Problem: Extract every line that contains the word "米或少于".

Stored items:
□ □ □

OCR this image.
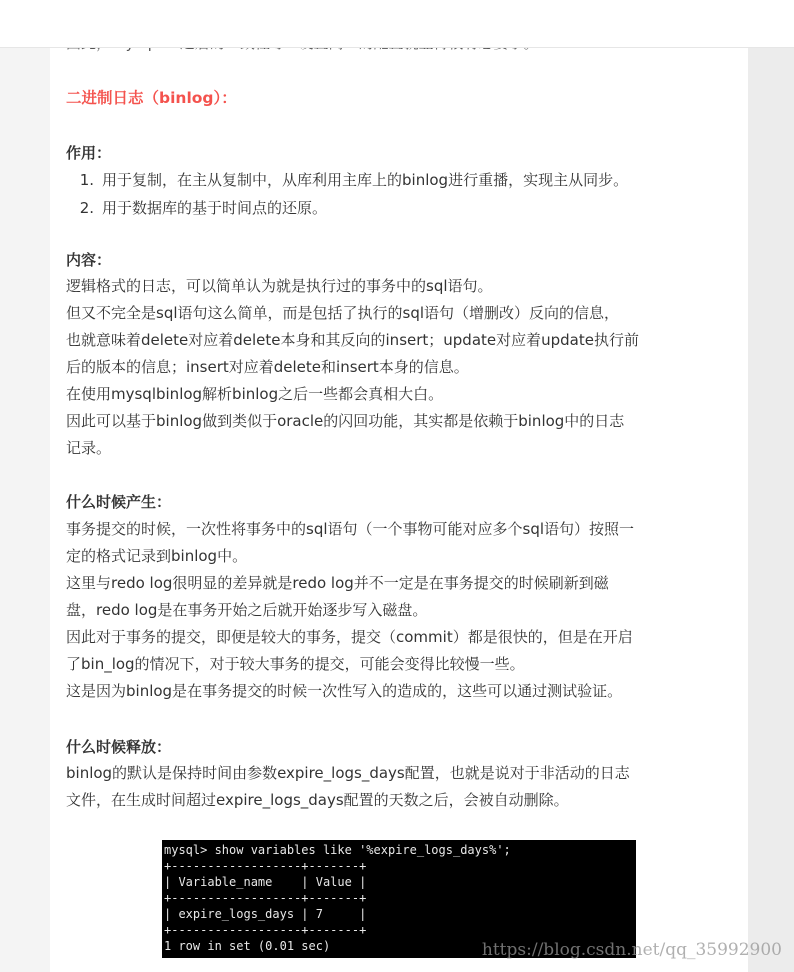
二进制日志（binlog）：
作用：
1. 用于复制，在主从复制中，从库利用主库上的binlog进行重播，实现主从同步。
2. 用于数据库的基于时间点的还原。
内容：
逻辑格式的日志，可以简单认为就是执行过的事务中的sql语句。
但又不完全是sql语句这么简单，而是包括了执行的sql语句（增删改）反向的信息，
也就意味着delete对应着delete本身和其反向的insert；update对应着update执行前
后的版本的信息；insert对应着delete和insert本身的信息。
在使用mysqlbinlog解析binlog之后一些都会真相大白。
因此可以基于binlog做到类似于oracle的闪回功能，其实都是依赖于binlog中的日志
记录。
什么时候产生：
事务提交的时候，一次性将事务中的sql语句（一个事物可能对应多个sql语句）按照一
定的格式记录到binlog中。
这里与redo log很明显的差异就是redo log并不一定是在事务提交的时候刷新到磁
盘，redo log是在事务开始之后就开始逐步写入磁盘。
因此对于事务的提交，即便是较大的事务，提交（commit）都是很快的，但是在开启
了bin_log的情况下，对于较大事务的提交，可能会变得比较慢一些。
这是因为binlog是在事务提交的时候一次性写入的造成的，这些可以通过测试验证。
什么时候释放：
binlog的默认是保持时间由参数expire_logs_days配置，也就是说对于非活动的日志
文件，在生成时间超过expire_logs_days配置的天数之后，会被自动删除。
mysql> show variables like '%expire_logs_days%';
+------------------+-------+
| Variable_name    | Value |
+------------------+-------+
| expire_logs_days | 7     |
+------------------+-------+
1 row in set (0.01 sec)	https://blog.csdn.net/qq_35992900
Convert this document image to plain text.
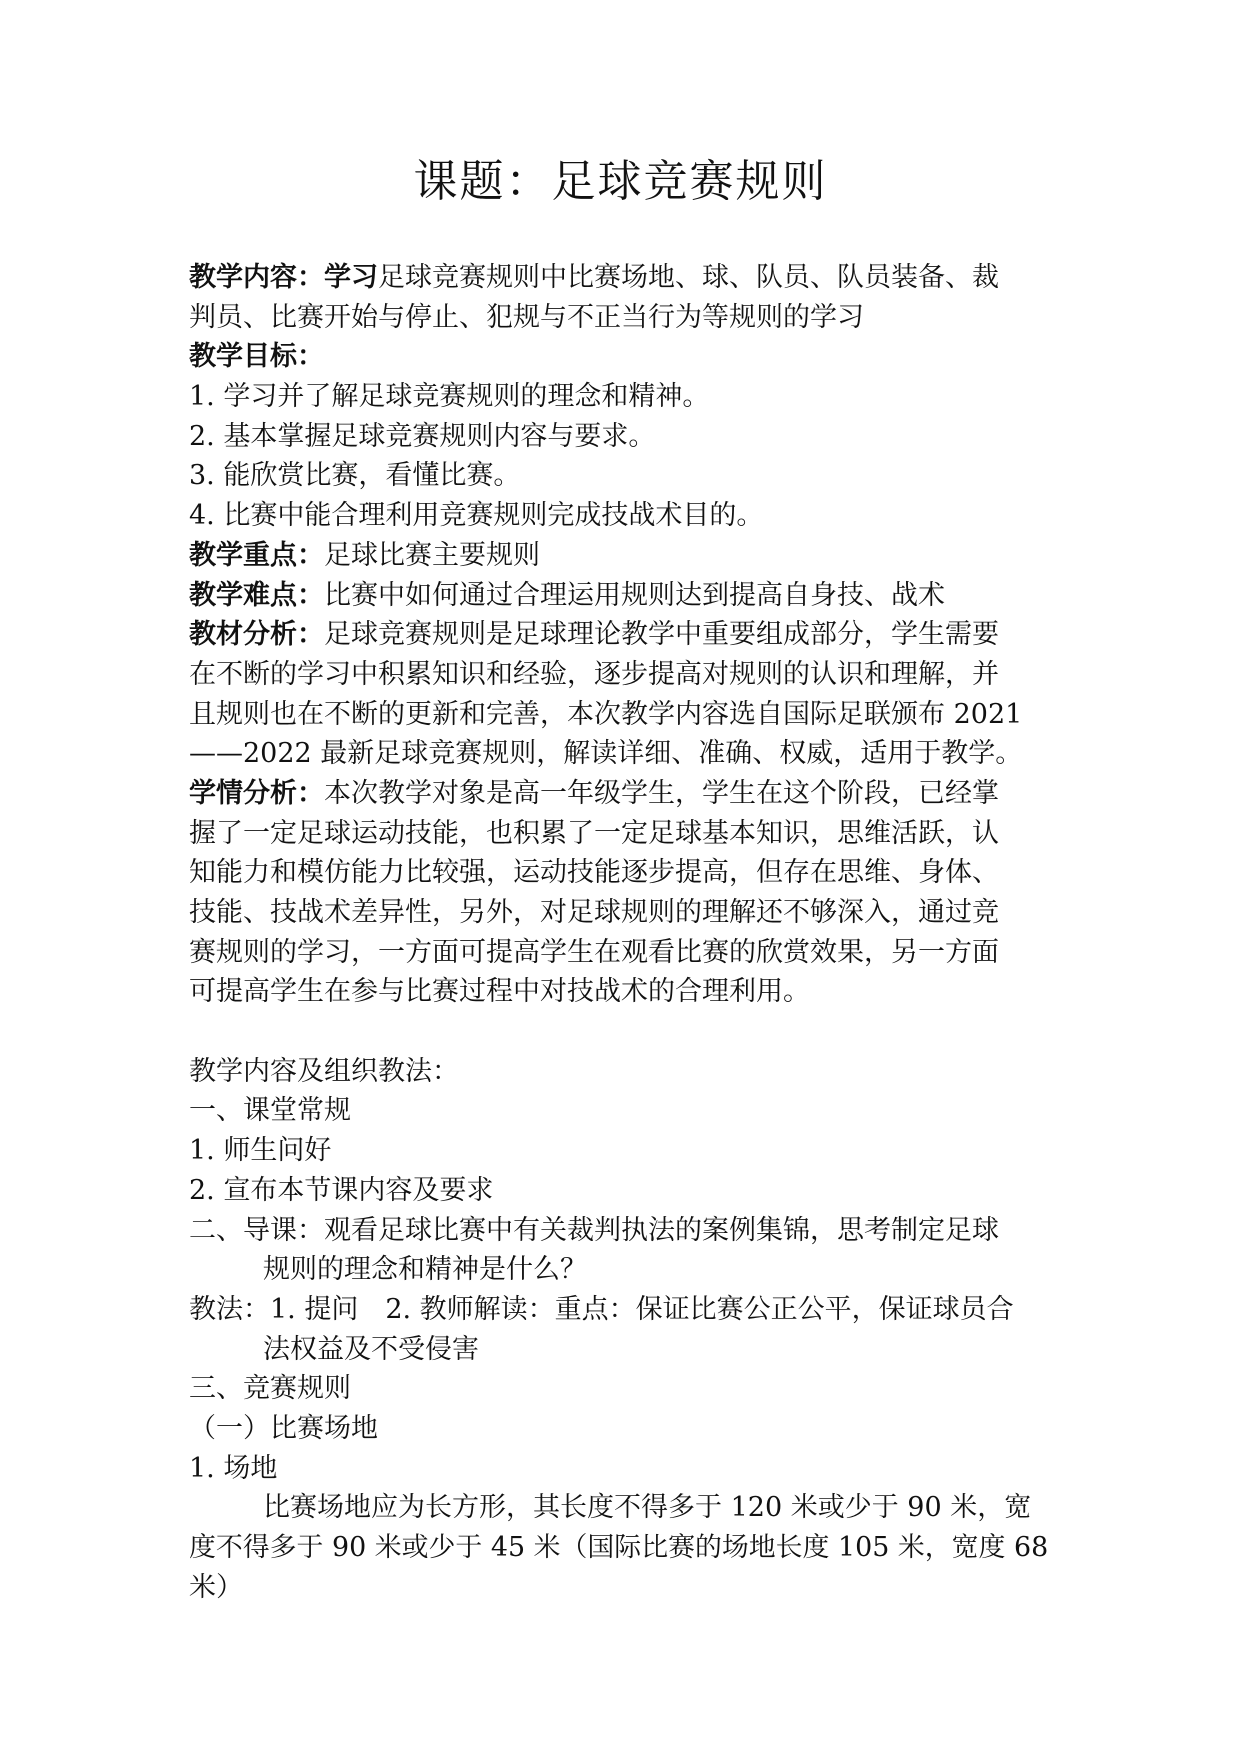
课题：足球竞赛规则
教学内容：学习足球竞赛规则中比赛场地、球、队员、队员装备、裁
判员、比赛开始与停止、犯规与不正当行为等规则的学习
教学目标：
1. 学习并了解足球竞赛规则的理念和精神。
2. 基本掌握足球竞赛规则内容与要求。
3. 能欣赏比赛，看懂比赛。
4. 比赛中能合理利用竞赛规则完成技战术目的。
教学重点：足球比赛主要规则
教学难点：比赛中如何通过合理运用规则达到提高自身技、战术
教材分析：足球竞赛规则是足球理论教学中重要组成部分，学生需要
在不断的学习中积累知识和经验，逐步提高对规则的认识和理解，并
且规则也在不断的更新和完善，本次教学内容选自国际足联颁布 2021
——2022 最新足球竞赛规则，解读详细、准确、权威，适用于教学。
学情分析：本次教学对象是高一年级学生，学生在这个阶段，已经掌
握了一定足球运动技能，也积累了一定足球基本知识，思维活跃，认
知能力和模仿能力比较强，运动技能逐步提高，但存在思维、身体、
技能、技战术差异性，另外，对足球规则的理解还不够深入，通过竞
赛规则的学习，一方面可提高学生在观看比赛的欣赏效果，另一方面
可提高学生在参与比赛过程中对技战术的合理利用。
教学内容及组织教法：
一、课堂常规
1. 师生问好
2. 宣布本节课内容及要求
二、导课：观看足球比赛中有关裁判执法的案例集锦，思考制定足球
规则的理念和精神是什么？
教法：1. 提问　2. 教师解读：重点：保证比赛公正公平，保证球员合
法权益及不受侵害
三、竞赛规则
（一）比赛场地
1. 场地
比赛场地应为长方形，其长度不得多于 120 米或少于 90 米，宽
度不得多于 90 米或少于 45 米（国际比赛的场地长度 105 米，宽度 68
米）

□ □ □

Solved exercise:
比赛场地应为长方形，其长度不得多于 120 米或少于 90 米，宽
度不得多于 90 米或少于 45 米（国际比赛的场地长度 105 米，宽度 68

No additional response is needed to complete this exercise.